YOUR TASK
Return each line of the data below that contains the string "title". The match is case-sensitive.

THE INPUT
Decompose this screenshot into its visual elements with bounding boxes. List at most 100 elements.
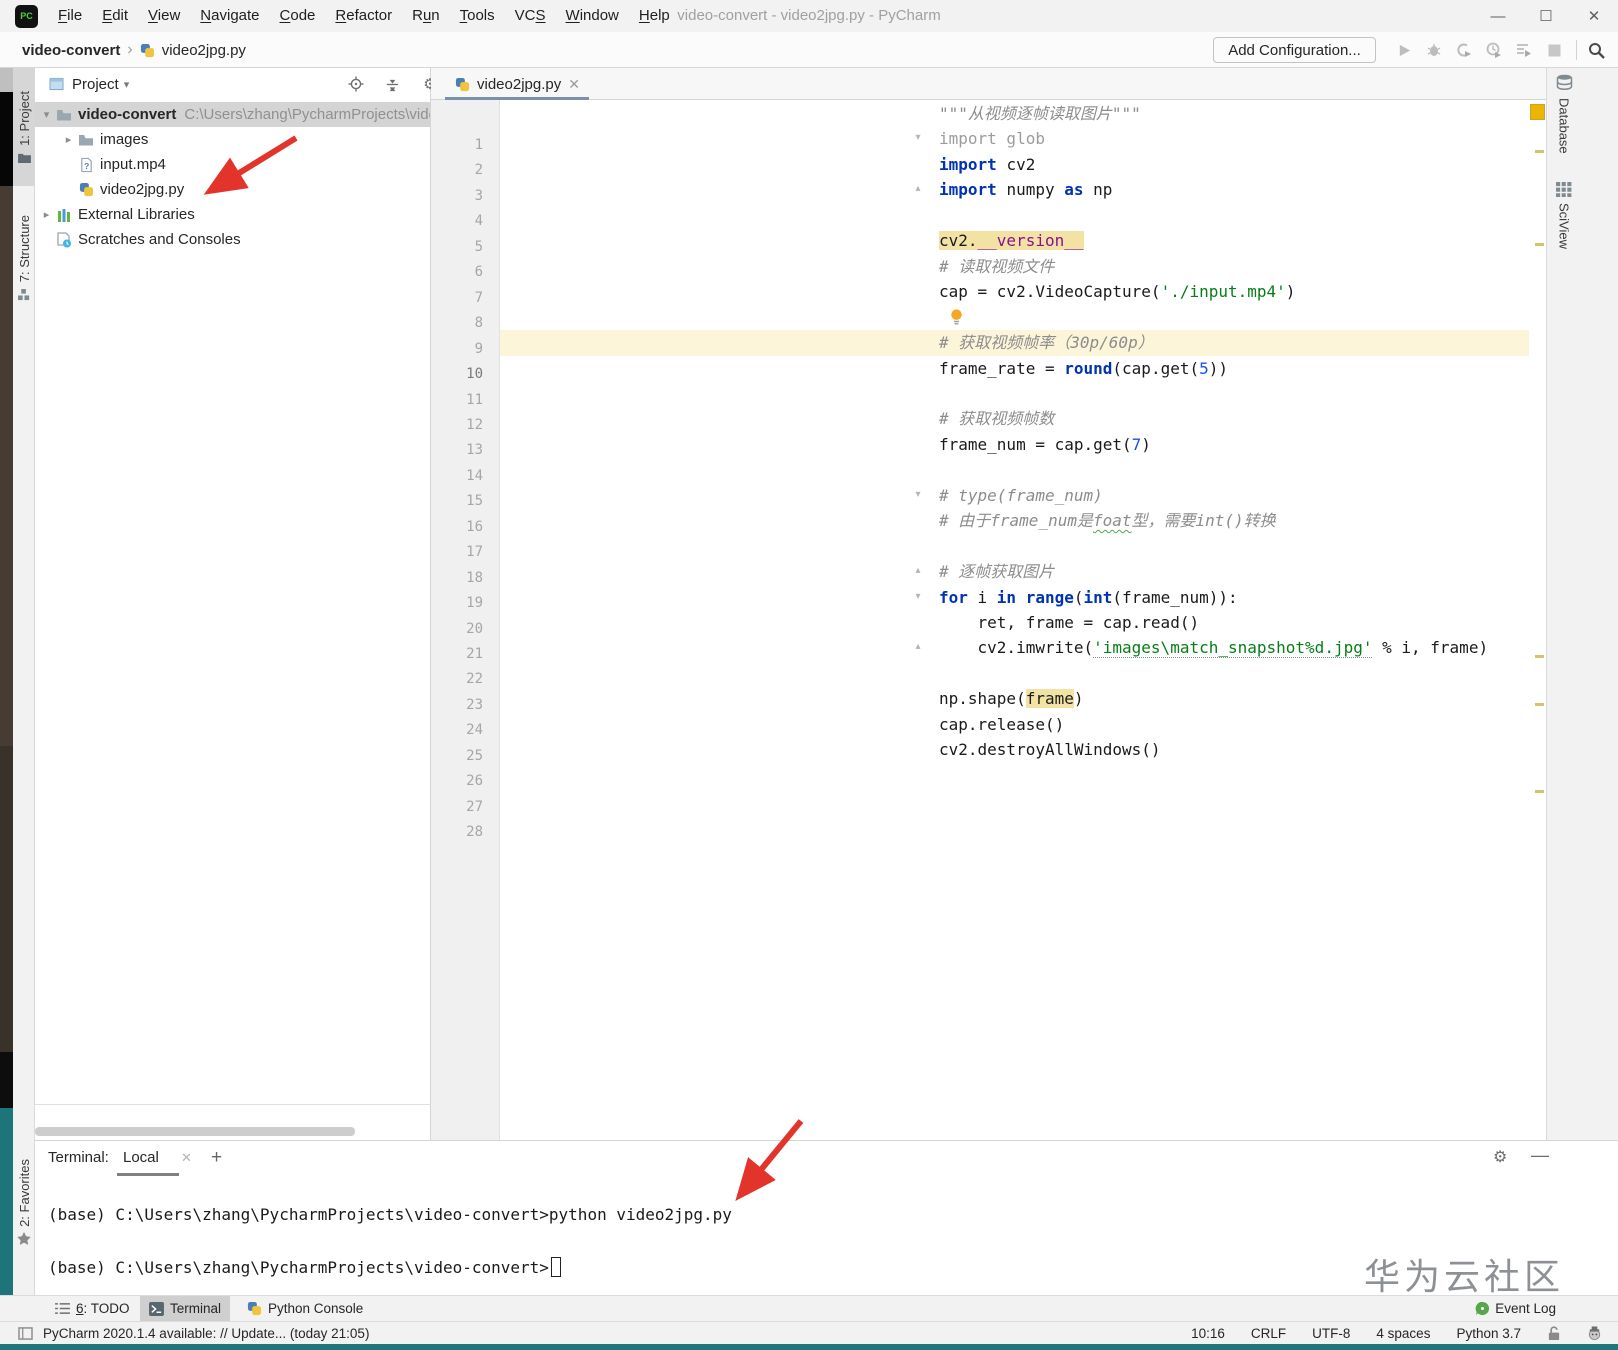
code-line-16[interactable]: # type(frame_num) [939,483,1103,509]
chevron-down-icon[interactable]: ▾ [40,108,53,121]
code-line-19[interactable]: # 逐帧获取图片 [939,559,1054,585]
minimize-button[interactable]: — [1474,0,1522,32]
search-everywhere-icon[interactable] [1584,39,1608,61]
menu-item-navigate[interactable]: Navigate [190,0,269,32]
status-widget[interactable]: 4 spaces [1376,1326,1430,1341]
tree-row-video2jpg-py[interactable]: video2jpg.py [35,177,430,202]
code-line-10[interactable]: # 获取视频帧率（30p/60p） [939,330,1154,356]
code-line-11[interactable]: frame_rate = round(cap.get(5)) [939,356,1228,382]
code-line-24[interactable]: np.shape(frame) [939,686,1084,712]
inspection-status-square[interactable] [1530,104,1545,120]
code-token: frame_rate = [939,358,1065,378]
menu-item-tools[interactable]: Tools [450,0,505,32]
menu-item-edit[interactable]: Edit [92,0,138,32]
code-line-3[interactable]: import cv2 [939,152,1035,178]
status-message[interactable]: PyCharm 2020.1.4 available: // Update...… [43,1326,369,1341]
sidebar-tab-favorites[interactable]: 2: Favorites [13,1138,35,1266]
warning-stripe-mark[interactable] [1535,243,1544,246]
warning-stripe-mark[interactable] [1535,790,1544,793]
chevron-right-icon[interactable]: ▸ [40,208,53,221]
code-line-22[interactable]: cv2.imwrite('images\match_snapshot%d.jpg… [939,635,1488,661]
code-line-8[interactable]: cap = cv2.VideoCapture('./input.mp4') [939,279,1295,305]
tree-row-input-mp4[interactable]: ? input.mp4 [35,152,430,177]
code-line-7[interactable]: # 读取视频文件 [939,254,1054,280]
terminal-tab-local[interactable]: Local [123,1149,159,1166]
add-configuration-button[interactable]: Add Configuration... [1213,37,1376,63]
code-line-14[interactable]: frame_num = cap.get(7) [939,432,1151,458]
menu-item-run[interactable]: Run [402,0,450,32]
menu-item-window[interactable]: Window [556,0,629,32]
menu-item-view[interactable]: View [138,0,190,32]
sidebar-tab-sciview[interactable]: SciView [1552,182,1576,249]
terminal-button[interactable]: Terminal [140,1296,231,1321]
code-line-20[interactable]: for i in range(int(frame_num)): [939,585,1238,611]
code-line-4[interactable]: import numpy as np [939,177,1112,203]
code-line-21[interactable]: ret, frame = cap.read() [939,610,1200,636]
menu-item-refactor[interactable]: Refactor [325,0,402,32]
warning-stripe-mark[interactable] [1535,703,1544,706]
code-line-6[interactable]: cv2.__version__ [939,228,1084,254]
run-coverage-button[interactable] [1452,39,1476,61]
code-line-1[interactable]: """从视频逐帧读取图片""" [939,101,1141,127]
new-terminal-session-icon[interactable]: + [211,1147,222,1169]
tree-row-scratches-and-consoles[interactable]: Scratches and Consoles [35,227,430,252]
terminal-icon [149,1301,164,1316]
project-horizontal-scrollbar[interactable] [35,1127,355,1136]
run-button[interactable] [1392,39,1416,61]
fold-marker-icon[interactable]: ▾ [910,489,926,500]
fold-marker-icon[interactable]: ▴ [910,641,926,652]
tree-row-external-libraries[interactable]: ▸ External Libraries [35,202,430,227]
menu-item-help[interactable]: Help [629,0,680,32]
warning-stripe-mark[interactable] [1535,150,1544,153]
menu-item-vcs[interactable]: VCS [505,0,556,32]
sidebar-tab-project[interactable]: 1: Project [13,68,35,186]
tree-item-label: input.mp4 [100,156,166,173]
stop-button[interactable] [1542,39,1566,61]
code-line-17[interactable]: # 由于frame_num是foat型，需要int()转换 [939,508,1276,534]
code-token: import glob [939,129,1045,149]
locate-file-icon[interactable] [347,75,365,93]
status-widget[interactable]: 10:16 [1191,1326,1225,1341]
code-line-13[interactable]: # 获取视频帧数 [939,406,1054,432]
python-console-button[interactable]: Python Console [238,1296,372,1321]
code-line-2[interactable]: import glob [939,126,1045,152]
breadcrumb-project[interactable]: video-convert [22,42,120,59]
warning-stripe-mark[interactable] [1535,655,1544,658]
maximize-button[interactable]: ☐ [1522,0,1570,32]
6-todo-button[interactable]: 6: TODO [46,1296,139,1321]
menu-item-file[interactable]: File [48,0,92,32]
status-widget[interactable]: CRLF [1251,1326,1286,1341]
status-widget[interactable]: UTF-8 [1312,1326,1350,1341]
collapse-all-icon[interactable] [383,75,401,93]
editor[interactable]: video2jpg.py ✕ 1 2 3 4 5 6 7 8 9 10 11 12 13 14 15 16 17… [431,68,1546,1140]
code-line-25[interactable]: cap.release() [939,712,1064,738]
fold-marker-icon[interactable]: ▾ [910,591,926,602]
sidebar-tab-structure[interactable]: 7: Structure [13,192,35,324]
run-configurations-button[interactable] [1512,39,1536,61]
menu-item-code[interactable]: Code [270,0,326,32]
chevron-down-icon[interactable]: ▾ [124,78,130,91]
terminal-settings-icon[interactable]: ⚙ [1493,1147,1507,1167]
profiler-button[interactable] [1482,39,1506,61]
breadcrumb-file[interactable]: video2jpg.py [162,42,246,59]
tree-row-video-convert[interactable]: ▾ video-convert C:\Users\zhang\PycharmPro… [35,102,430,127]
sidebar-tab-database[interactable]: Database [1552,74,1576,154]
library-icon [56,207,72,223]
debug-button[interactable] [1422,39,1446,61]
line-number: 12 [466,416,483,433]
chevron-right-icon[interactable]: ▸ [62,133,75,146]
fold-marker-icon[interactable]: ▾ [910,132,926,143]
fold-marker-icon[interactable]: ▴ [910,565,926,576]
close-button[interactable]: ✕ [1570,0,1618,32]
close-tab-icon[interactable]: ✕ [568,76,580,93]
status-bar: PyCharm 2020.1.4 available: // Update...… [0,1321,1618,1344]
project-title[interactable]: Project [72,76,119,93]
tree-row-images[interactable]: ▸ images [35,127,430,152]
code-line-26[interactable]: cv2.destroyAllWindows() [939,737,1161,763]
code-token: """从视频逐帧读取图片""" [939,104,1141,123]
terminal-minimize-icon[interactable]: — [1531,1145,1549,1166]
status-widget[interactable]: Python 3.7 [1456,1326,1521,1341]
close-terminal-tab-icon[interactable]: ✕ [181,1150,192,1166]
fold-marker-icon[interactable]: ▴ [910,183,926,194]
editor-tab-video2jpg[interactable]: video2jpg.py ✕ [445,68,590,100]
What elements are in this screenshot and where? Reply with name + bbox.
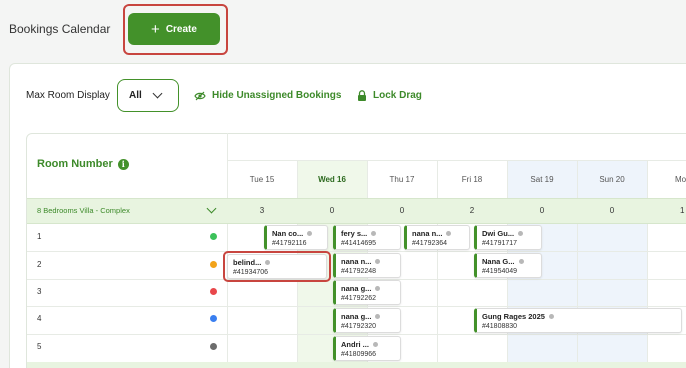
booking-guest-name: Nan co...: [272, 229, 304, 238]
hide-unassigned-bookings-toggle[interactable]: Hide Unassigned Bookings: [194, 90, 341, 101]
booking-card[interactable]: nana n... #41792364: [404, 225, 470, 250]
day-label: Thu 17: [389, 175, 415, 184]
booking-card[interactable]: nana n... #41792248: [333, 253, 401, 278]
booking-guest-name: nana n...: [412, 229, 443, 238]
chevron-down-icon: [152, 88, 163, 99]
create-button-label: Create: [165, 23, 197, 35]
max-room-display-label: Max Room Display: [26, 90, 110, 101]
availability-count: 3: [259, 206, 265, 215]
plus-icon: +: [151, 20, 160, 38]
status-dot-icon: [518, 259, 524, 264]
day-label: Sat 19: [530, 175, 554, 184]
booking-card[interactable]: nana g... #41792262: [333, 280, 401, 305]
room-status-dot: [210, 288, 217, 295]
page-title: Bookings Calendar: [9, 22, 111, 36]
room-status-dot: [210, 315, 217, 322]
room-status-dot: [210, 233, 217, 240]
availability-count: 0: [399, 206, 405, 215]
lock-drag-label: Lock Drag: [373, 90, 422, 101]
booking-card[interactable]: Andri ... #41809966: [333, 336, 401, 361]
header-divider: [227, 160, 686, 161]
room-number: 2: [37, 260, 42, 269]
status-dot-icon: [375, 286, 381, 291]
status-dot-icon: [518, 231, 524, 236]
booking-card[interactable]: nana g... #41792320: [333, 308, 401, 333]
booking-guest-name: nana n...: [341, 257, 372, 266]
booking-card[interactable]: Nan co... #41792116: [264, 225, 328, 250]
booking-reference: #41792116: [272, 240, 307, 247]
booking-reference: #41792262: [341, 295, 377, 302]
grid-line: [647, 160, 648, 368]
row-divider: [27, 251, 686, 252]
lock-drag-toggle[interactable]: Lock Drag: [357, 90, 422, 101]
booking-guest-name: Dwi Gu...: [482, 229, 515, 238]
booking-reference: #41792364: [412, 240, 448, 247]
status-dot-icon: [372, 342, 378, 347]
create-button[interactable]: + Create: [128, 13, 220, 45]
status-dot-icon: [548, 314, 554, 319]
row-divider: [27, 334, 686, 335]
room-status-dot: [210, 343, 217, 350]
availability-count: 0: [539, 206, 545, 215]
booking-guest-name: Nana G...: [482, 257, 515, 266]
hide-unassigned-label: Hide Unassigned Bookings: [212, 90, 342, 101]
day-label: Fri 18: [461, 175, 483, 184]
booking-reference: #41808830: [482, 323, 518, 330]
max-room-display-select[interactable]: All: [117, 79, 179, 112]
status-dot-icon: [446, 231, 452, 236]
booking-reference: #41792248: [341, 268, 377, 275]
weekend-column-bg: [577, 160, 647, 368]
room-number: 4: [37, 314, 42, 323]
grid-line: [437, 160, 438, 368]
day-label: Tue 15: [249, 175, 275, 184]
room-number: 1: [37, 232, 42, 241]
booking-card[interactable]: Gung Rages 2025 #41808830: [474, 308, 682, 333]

EXERCISE ANSWER
project-title[interactable]: Project [72,76,119,93]
page-title: Bookings Calendar: [9, 22, 111, 36]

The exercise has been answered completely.